YOUR OBJECTIVE: Word for word, copy all the data and drop the pictures.

Records from a collection of figures
——

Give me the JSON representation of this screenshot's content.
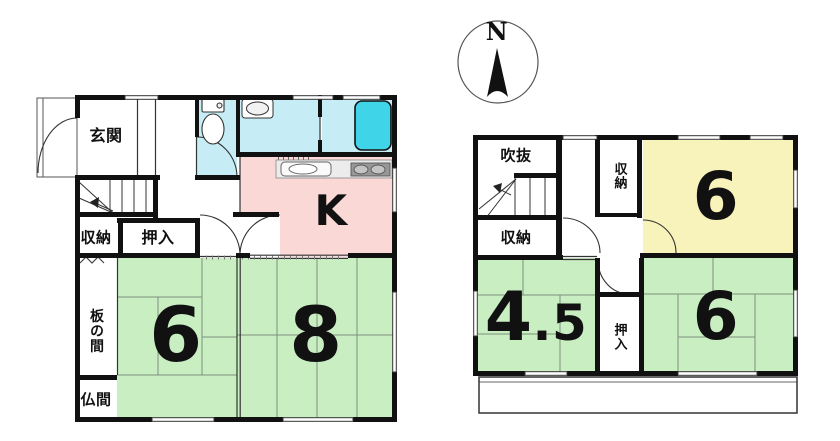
{
  "compass": {
    "north_label": "N"
  },
  "colors": {
    "tatami": "#c9eec2",
    "western": "#f8f3ba",
    "kitchen": "#f9d8d5",
    "wet": "#c6edf6",
    "bathtub": "#3fd4e8",
    "wall": "#111111"
  },
  "floor1": {
    "entrance_label": "玄関",
    "storage_label": "収納",
    "closet_label": "押入",
    "wood_floor_room_label": "板の間",
    "altar_room_label": "仏間",
    "kitchen_label": "K",
    "tatami_room_6_label": "6",
    "tatami_room_8_label": "8"
  },
  "floor2": {
    "atrium_label": "吹抜",
    "storage_left_label": "収納",
    "storage_center_label": "収納",
    "western_room_6_label": "6",
    "tatami_room_45_whole": "4",
    "tatami_room_45_fraction": ".5",
    "closet_label": "押入",
    "tatami_room_6_label": "6"
  }
}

——

EXPECTED ANSWER:
Give me the JSON representation of this screenshot's content.
{
  "compass": {
    "north_label": "N"
  },
  "colors": {
    "tatami": "#c9eec2",
    "western": "#f8f3ba",
    "kitchen": "#f9d8d5",
    "wet": "#c6edf6",
    "bathtub": "#3fd4e8",
    "wall": "#111111"
  },
  "floor1": {
    "entrance_label": "玄関",
    "storage_label": "収納",
    "closet_label": "押入",
    "wood_floor_room_label": "板の間",
    "altar_room_label": "仏間",
    "kitchen_label": "K",
    "tatami_room_6_label": "6",
    "tatami_room_8_label": "8"
  },
  "floor2": {
    "atrium_label": "吹抜",
    "storage_left_label": "収納",
    "storage_center_label": "収納",
    "western_room_6_label": "6",
    "tatami_room_45_whole": "4",
    "tatami_room_45_fraction": ".5",
    "closet_label": "押入",
    "tatami_room_6_label": "6"
  }
}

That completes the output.